DATA FOR THIS TASK —
※

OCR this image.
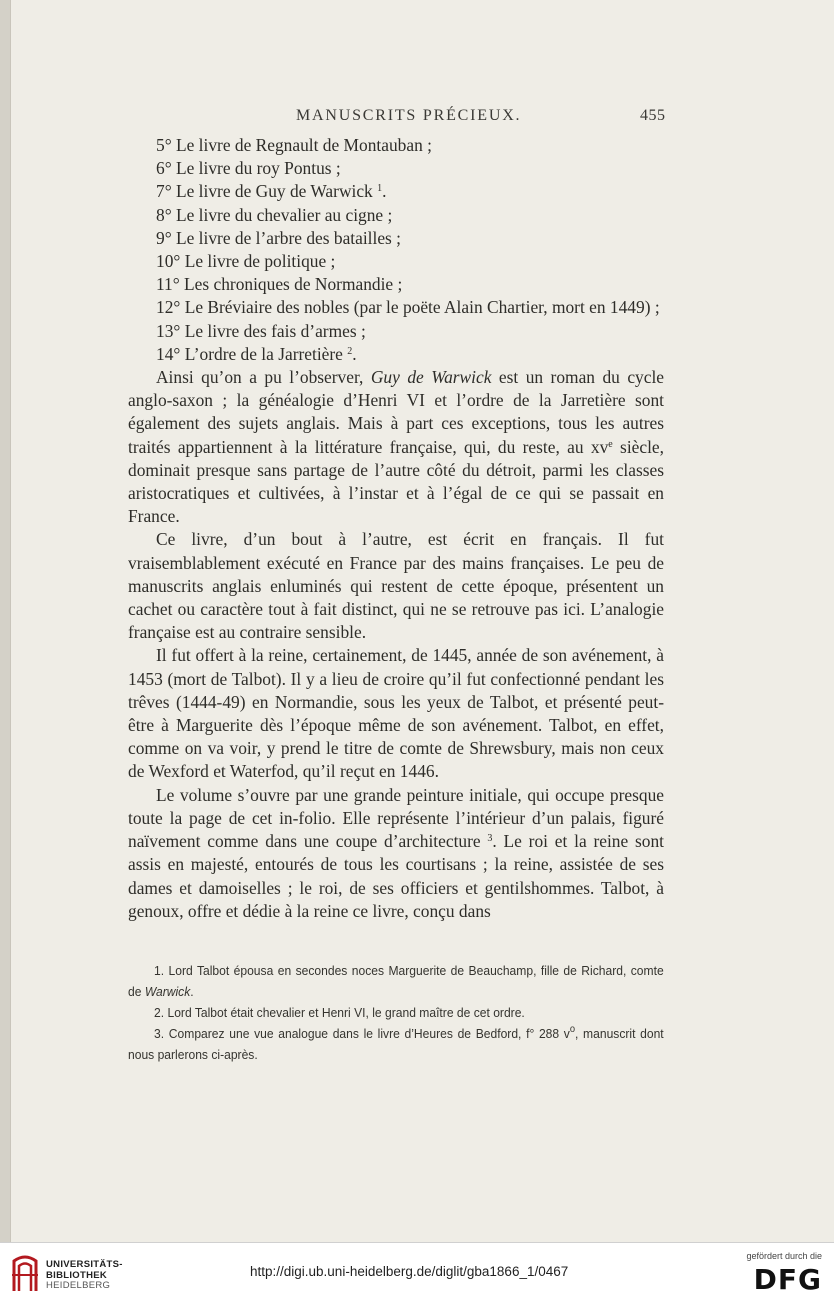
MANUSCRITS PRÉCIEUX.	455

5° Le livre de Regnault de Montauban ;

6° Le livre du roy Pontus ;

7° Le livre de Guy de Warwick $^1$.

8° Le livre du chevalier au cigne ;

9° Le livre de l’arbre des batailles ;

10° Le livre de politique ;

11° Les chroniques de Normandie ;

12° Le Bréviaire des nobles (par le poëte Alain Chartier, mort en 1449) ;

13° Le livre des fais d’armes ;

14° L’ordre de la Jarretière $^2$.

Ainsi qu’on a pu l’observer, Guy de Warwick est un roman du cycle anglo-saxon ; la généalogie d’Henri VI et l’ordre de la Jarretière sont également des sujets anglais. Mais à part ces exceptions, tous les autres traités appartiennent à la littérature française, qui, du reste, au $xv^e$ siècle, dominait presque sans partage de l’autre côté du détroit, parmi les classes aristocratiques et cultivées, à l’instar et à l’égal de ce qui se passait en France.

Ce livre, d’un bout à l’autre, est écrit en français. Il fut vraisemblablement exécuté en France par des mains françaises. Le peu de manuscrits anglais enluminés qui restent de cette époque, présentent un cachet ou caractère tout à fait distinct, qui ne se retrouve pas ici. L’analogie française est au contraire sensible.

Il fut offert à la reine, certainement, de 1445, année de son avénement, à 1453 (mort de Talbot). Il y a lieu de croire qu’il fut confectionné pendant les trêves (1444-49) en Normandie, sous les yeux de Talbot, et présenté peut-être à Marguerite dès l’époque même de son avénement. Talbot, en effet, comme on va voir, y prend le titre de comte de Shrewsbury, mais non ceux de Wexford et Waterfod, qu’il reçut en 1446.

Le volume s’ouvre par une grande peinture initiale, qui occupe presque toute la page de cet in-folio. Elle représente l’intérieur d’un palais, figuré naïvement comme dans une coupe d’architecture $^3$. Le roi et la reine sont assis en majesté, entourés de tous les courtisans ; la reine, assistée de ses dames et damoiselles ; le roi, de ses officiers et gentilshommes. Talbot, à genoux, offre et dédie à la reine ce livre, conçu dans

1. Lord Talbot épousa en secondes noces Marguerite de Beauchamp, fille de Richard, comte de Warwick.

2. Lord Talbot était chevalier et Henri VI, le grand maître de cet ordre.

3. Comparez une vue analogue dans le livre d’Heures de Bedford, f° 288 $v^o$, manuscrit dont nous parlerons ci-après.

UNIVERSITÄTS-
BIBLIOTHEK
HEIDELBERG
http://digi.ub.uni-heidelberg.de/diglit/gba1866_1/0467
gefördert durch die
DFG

※

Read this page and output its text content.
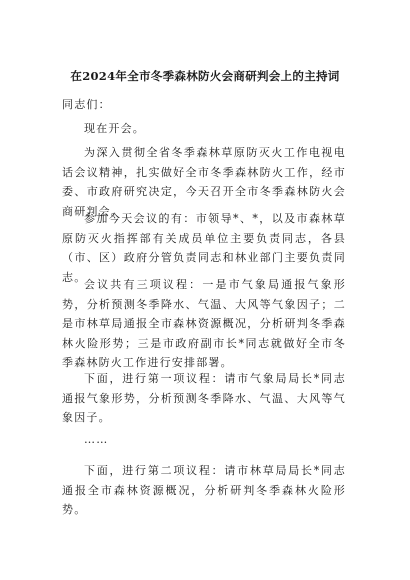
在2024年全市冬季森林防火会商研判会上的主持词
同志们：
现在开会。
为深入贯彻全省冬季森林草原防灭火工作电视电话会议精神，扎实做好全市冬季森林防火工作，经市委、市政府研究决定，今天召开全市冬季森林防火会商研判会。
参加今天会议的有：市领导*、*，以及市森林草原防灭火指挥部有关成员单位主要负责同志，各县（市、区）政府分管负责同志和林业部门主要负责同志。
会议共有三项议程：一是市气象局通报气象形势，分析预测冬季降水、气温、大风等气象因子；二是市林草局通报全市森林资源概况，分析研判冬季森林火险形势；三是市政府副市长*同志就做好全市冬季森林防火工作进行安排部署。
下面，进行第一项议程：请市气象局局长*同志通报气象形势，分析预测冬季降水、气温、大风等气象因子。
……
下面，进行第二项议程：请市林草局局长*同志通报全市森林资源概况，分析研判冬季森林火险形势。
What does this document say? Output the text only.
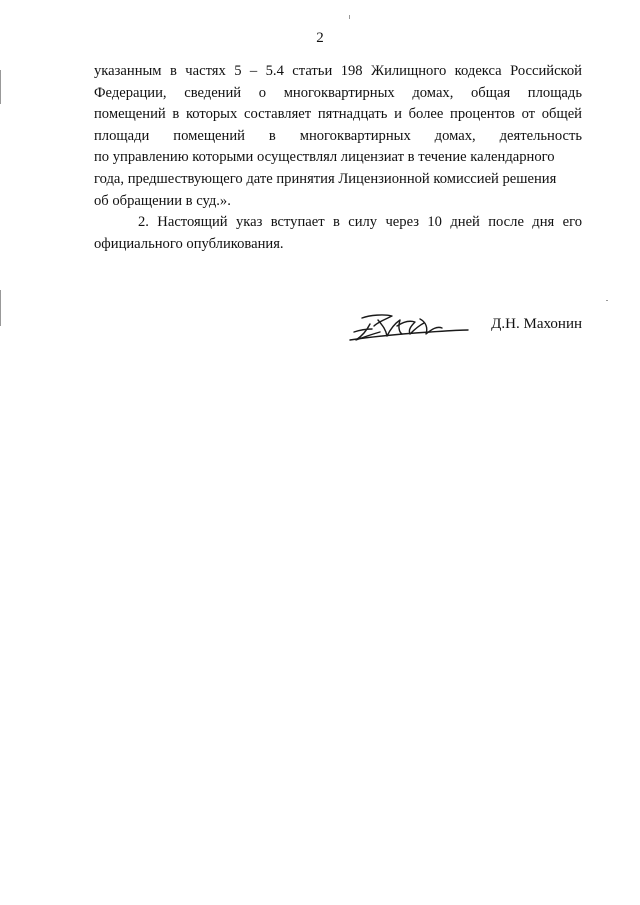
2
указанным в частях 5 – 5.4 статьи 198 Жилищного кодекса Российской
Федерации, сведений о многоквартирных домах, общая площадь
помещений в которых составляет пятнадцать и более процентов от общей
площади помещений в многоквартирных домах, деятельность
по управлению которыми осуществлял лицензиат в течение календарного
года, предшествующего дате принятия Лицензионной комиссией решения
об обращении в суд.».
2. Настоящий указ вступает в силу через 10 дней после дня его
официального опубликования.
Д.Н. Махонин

※

From the data above, copy each line that holds "anglais".

Ainsi qu’on a pu l’observer, Guy de Warwick est un roman du cycle anglo-saxon ; la généalogie d’Henri VI et l’ordre de la Jarretière sont également des sujets anglais. Mais à part ces exceptions, tous les autres traités appartiennent à la littérature française, qui, du reste, au $xv^e$ siècle, dominait presque sans partage de l’autre côté du détroit, parmi les classes aristocratiques et cultivées, à l’instar et à l’égal de ce qui se passait en France.
Ce livre, d’un bout à l’autre, est écrit en français. Il fut vraisemblablement exécuté en France par des mains françaises. Le peu de manuscrits anglais enluminés qui restent de cette époque, présentent un cachet ou caractère tout à fait distinct, qui ne se retrouve pas ici. L’analogie française est au contraire sensible.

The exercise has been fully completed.